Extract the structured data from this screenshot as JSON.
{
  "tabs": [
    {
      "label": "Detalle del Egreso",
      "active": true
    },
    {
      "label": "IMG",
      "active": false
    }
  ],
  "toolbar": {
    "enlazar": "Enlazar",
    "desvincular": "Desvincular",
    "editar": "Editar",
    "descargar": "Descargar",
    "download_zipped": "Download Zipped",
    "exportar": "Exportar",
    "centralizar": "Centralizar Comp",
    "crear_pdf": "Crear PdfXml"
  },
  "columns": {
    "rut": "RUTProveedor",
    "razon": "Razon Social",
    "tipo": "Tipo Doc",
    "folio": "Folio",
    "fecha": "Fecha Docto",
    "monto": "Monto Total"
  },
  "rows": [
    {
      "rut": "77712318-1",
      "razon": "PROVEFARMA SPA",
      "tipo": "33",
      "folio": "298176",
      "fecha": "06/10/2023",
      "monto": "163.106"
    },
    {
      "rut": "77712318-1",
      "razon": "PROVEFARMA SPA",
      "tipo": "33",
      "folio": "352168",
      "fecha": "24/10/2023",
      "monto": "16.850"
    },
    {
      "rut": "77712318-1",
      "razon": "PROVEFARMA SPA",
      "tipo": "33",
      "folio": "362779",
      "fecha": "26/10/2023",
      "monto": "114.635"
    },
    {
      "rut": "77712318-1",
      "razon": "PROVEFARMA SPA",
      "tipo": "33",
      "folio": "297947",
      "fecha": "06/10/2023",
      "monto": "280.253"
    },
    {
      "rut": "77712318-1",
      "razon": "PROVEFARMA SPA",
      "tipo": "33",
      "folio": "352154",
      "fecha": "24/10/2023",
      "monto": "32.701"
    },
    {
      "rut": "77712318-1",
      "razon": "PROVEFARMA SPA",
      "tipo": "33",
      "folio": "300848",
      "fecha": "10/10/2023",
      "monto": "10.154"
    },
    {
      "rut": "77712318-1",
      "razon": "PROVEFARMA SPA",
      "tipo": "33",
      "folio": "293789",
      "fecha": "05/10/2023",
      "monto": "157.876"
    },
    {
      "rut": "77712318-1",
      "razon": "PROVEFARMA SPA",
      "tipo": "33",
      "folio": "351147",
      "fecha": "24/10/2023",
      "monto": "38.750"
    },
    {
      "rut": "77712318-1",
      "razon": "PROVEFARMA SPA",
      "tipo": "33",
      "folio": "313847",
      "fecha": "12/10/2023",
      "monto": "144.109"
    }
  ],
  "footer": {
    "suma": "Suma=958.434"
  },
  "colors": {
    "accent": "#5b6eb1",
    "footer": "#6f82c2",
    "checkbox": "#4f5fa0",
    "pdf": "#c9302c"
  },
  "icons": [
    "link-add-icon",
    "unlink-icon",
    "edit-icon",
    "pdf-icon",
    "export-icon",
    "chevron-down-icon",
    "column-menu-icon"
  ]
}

Exercise brief
From the data above, gather every line that includes the word "fecha".

Output below
    "fecha": "Fecha Docto",
      "fecha": "06/10/2023",
      "fecha": "24/10/2023",
      "fecha": "26/10/2023",
      "fecha": "06/10/2023",
      "fecha": "24/10/2023",
      "fecha": "10/10/2023",
      "fecha": "05/10/2023",
      "fecha": "24/10/2023",
      "fecha": "12/10/2023",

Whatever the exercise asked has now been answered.